=== Extracted material ===
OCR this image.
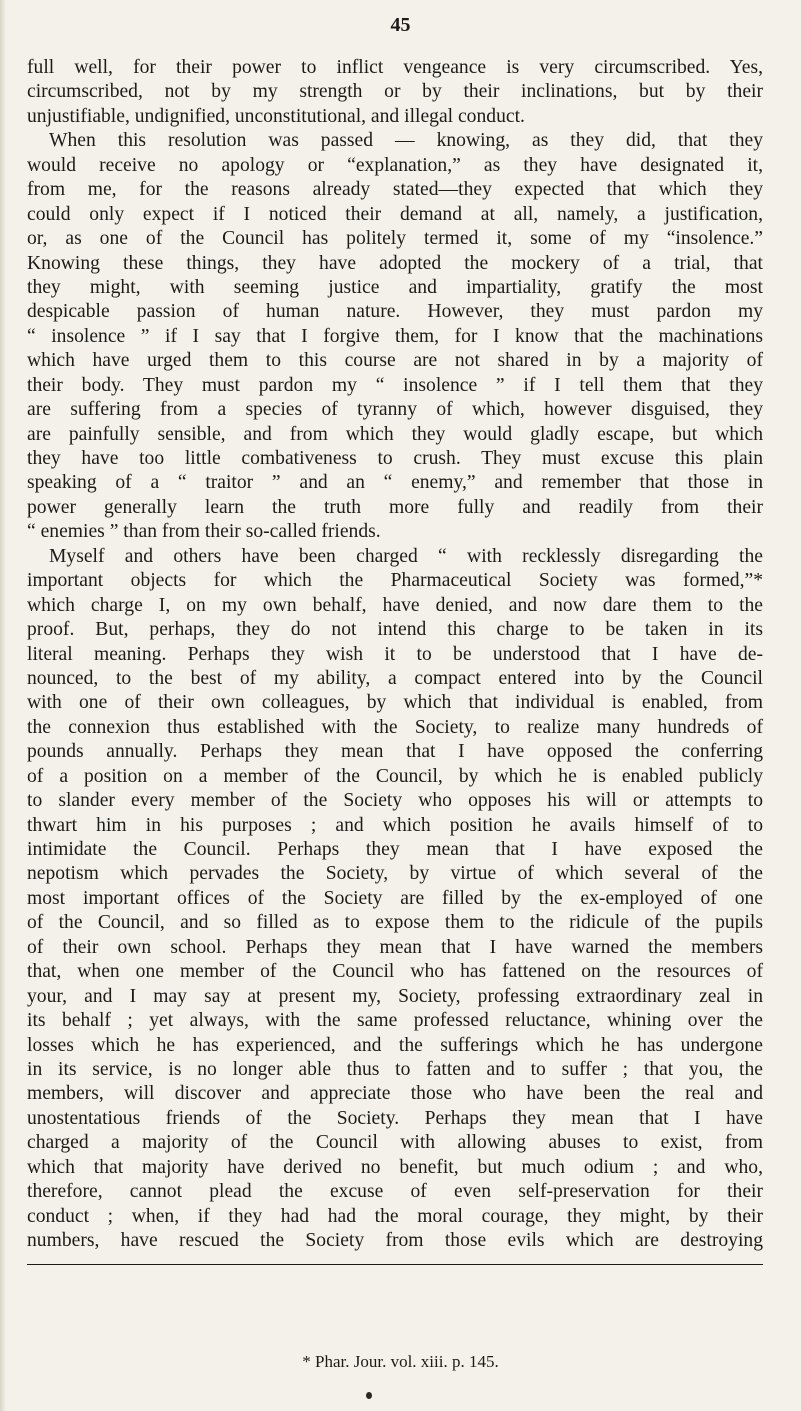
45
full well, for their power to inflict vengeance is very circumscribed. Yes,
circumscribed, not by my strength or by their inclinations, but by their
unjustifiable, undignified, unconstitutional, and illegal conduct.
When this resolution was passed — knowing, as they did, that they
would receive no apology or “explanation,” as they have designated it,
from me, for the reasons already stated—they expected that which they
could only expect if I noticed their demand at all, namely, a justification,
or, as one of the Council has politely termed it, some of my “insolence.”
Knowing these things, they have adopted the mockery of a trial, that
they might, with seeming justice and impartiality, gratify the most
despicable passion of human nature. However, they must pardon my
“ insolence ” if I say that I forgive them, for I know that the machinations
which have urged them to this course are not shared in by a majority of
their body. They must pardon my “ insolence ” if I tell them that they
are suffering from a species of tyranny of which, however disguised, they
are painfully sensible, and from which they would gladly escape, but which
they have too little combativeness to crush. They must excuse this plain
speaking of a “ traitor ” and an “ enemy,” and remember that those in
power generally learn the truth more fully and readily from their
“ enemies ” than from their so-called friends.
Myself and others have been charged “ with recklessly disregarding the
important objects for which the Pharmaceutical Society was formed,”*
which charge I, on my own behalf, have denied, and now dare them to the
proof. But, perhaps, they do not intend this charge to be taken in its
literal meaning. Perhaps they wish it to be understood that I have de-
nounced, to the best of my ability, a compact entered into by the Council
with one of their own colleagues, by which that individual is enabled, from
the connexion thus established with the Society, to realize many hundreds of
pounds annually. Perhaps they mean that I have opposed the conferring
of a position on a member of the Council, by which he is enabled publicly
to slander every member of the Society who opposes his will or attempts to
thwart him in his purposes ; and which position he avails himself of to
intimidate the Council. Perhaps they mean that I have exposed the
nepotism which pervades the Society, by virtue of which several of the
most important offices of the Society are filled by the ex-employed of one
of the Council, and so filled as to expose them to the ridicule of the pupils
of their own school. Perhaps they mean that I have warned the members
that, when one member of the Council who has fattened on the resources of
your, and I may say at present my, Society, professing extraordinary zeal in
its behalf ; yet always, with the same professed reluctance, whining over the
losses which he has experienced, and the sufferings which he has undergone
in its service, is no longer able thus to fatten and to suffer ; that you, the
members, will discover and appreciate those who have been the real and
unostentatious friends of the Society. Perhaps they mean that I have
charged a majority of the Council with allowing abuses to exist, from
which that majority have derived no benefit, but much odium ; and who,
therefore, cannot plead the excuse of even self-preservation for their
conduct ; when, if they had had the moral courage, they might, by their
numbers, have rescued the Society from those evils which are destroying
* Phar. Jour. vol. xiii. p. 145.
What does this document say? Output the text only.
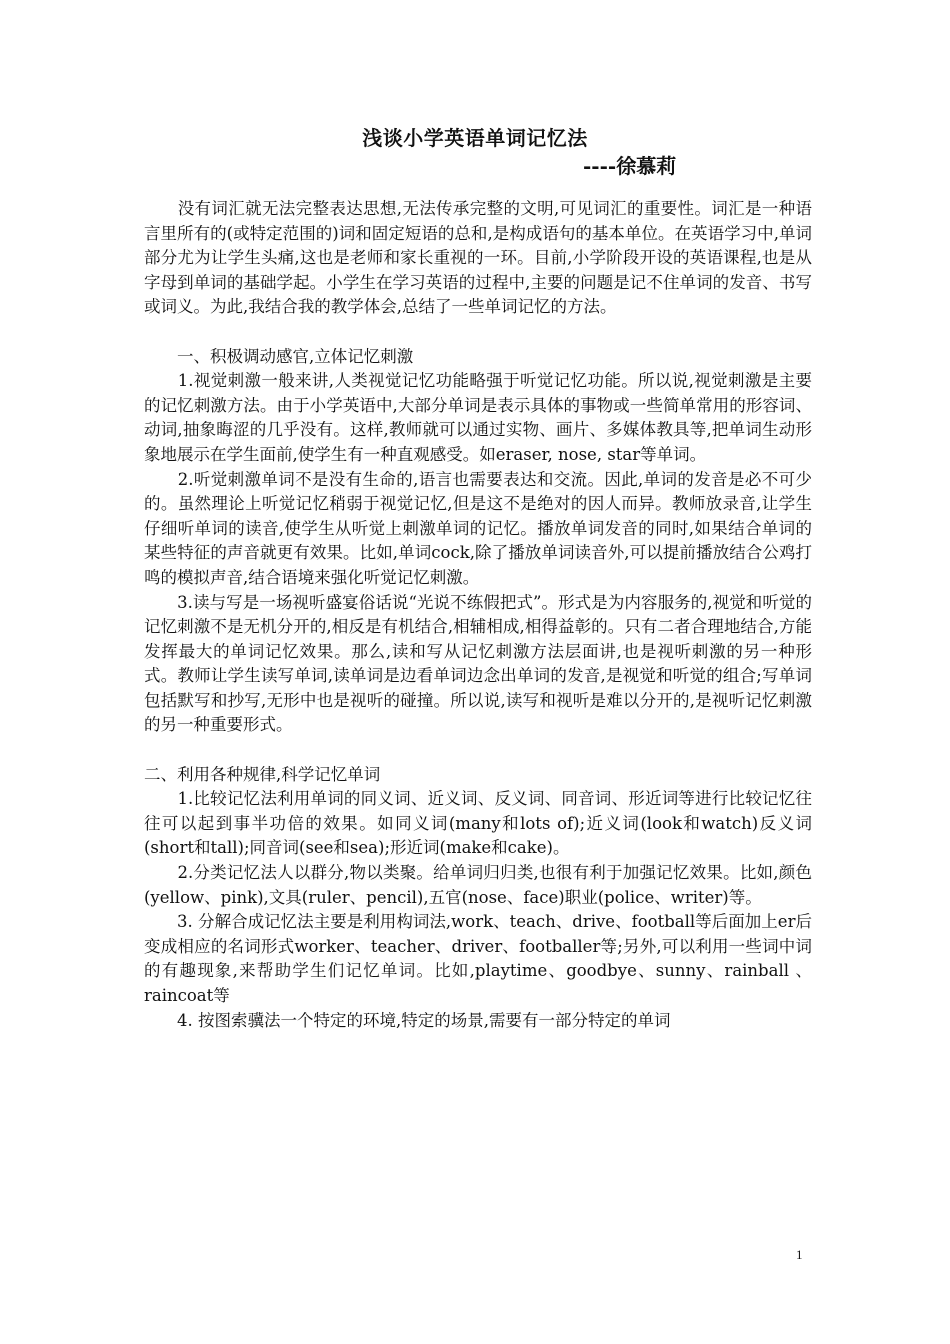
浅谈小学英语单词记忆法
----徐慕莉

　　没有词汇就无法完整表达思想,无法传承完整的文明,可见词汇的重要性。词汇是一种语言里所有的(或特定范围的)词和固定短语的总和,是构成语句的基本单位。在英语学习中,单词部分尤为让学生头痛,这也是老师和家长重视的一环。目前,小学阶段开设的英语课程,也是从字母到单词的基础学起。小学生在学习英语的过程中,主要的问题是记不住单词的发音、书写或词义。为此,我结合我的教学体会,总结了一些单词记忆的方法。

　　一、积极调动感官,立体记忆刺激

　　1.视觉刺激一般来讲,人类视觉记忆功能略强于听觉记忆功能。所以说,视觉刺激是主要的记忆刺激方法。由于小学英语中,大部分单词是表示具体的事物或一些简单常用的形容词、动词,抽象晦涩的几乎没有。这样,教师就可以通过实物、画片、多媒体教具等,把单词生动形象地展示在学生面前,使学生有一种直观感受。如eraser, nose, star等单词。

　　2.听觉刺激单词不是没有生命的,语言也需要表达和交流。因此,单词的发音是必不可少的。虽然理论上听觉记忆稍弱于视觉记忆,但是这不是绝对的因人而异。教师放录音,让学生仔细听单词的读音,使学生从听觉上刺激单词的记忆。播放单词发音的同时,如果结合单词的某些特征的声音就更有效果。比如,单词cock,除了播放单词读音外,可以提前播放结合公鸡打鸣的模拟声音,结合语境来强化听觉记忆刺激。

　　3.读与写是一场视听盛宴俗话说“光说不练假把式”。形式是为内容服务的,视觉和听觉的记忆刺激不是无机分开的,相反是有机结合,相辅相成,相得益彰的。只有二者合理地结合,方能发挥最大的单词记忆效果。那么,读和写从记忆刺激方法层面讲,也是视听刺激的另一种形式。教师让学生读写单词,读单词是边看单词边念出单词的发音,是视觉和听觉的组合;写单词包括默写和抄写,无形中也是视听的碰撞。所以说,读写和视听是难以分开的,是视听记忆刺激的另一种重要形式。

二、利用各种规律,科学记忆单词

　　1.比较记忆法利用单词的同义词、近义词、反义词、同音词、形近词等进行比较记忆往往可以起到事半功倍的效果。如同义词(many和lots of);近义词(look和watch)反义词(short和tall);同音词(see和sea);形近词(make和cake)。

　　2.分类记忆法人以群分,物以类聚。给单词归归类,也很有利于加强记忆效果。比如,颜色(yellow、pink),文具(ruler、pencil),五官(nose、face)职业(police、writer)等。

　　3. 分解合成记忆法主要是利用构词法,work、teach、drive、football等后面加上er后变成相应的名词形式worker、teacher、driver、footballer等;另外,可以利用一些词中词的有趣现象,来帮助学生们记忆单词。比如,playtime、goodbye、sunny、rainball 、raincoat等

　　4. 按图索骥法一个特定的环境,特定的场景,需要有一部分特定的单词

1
===
**Required task**. Print out the lines exactly, skipping any picture.

**The completed task**.
OCR this image.
45
full well, for their power to inflict vengeance is very circumscribed. Yes,
circumscribed, not by my strength or by their inclinations, but by their
unjustifiable, undignified, unconstitutional, and illegal conduct.
When this resolution was passed — knowing, as they did, that they
would receive no apology or “explanation,” as they have designated it,
from me, for the reasons already stated—they expected that which they
could only expect if I noticed their demand at all, namely, a justification,
or, as one of the Council has politely termed it, some of my “insolence.”
Knowing these things, they have adopted the mockery of a trial, that
they might, with seeming justice and impartiality, gratify the most
despicable passion of human nature. However, they must pardon my
“ insolence ” if I say that I forgive them, for I know that the machinations
which have urged them to this course are not shared in by a majority of
their body. They must pardon my “ insolence ” if I tell them that they
are suffering from a species of tyranny of which, however disguised, they
are painfully sensible, and from which they would gladly escape, but which
they have too little combativeness to crush. They must excuse this plain
speaking of a “ traitor ” and an “ enemy,” and remember that those in
power generally learn the truth more fully and readily from their
“ enemies ” than from their so-called friends.
Myself and others have been charged “ with recklessly disregarding the
important objects for which the Pharmaceutical Society was formed,”*
which charge I, on my own behalf, have denied, and now dare them to the
proof. But, perhaps, they do not intend this charge to be taken in its
literal meaning. Perhaps they wish it to be understood that I have de-
nounced, to the best of my ability, a compact entered into by the Council
with one of their own colleagues, by which that individual is enabled, from
the connexion thus established with the Society, to realize many hundreds of
pounds annually. Perhaps they mean that I have opposed the conferring
of a position on a member of the Council, by which he is enabled publicly
to slander every member of the Society who opposes his will or attempts to
thwart him in his purposes ; and which position he avails himself of to
intimidate the Council. Perhaps they mean that I have exposed the
nepotism which pervades the Society, by virtue of which several of the
most important offices of the Society are filled by the ex-employed of one
of the Council, and so filled as to expose them to the ridicule of the pupils
of their own school. Perhaps they mean that I have warned the members
that, when one member of the Council who has fattened on the resources of
your, and I may say at present my, Society, professing extraordinary zeal in
its behalf ; yet always, with the same professed reluctance, whining over the
losses which he has experienced, and the sufferings which he has undergone
in its service, is no longer able thus to fatten and to suffer ; that you, the
members, will discover and appreciate those who have been the real and
unostentatious friends of the Society. Perhaps they mean that I have
charged a majority of the Council with allowing abuses to exist, from
which that majority have derived no benefit, but much odium ; and who,
therefore, cannot plead the excuse of even self-preservation for their
conduct ; when, if they had had the moral courage, they might, by their
numbers, have rescued the Society from those evils which are destroying
* Phar. Jour. vol. xiii. p. 145.
What does this document say? Output the text only.
浅谈小学英语单词记忆法
----徐慕莉

　　没有词汇就无法完整表达思想,无法传承完整的文明,可见词汇的重要性。词汇是一种语言里所有的(或特定范围的)词和固定短语的总和,是构成语句的基本单位。在英语学习中,单词部分尤为让学生头痛,这也是老师和家长重视的一环。目前,小学阶段开设的英语课程,也是从字母到单词的基础学起。小学生在学习英语的过程中,主要的问题是记不住单词的发音、书写或词义。为此,我结合我的教学体会,总结了一些单词记忆的方法。

　　一、积极调动感官,立体记忆刺激

　　1.视觉刺激一般来讲,人类视觉记忆功能略强于听觉记忆功能。所以说,视觉刺激是主要的记忆刺激方法。由于小学英语中,大部分单词是表示具体的事物或一些简单常用的形容词、动词,抽象晦涩的几乎没有。这样,教师就可以通过实物、画片、多媒体教具等,把单词生动形象地展示在学生面前,使学生有一种直观感受。如eraser, nose, star等单词。

　　2.听觉刺激单词不是没有生命的,语言也需要表达和交流。因此,单词的发音是必不可少的。虽然理论上听觉记忆稍弱于视觉记忆,但是这不是绝对的因人而异。教师放录音,让学生仔细听单词的读音,使学生从听觉上刺激单词的记忆。播放单词发音的同时,如果结合单词的某些特征的声音就更有效果。比如,单词cock,除了播放单词读音外,可以提前播放结合公鸡打鸣的模拟声音,结合语境来强化听觉记忆刺激。

　　3.读与写是一场视听盛宴俗话说“光说不练假把式”。形式是为内容服务的,视觉和听觉的记忆刺激不是无机分开的,相反是有机结合,相辅相成,相得益彰的。只有二者合理地结合,方能发挥最大的单词记忆效果。那么,读和写从记忆刺激方法层面讲,也是视听刺激的另一种形式。教师让学生读写单词,读单词是边看单词边念出单词的发音,是视觉和听觉的组合;写单词包括默写和抄写,无形中也是视听的碰撞。所以说,读写和视听是难以分开的,是视听记忆刺激的另一种重要形式。

二、利用各种规律,科学记忆单词

　　1.比较记忆法利用单词的同义词、近义词、反义词、同音词、形近词等进行比较记忆往往可以起到事半功倍的效果。如同义词(many和lots of);近义词(look和watch)反义词(short和tall);同音词(see和sea);形近词(make和cake)。

　　2.分类记忆法人以群分,物以类聚。给单词归归类,也很有利于加强记忆效果。比如,颜色(yellow、pink),文具(ruler、pencil),五官(nose、face)职业(police、writer)等。

　　3. 分解合成记忆法主要是利用构词法,work、teach、drive、football等后面加上er后变成相应的名词形式worker、teacher、driver、footballer等;另外,可以利用一些词中词的有趣现象,来帮助学生们记忆单词。比如,playtime、goodbye、sunny、rainball 、raincoat等

　　4. 按图索骥法一个特定的环境,特定的场景,需要有一部分特定的单词

1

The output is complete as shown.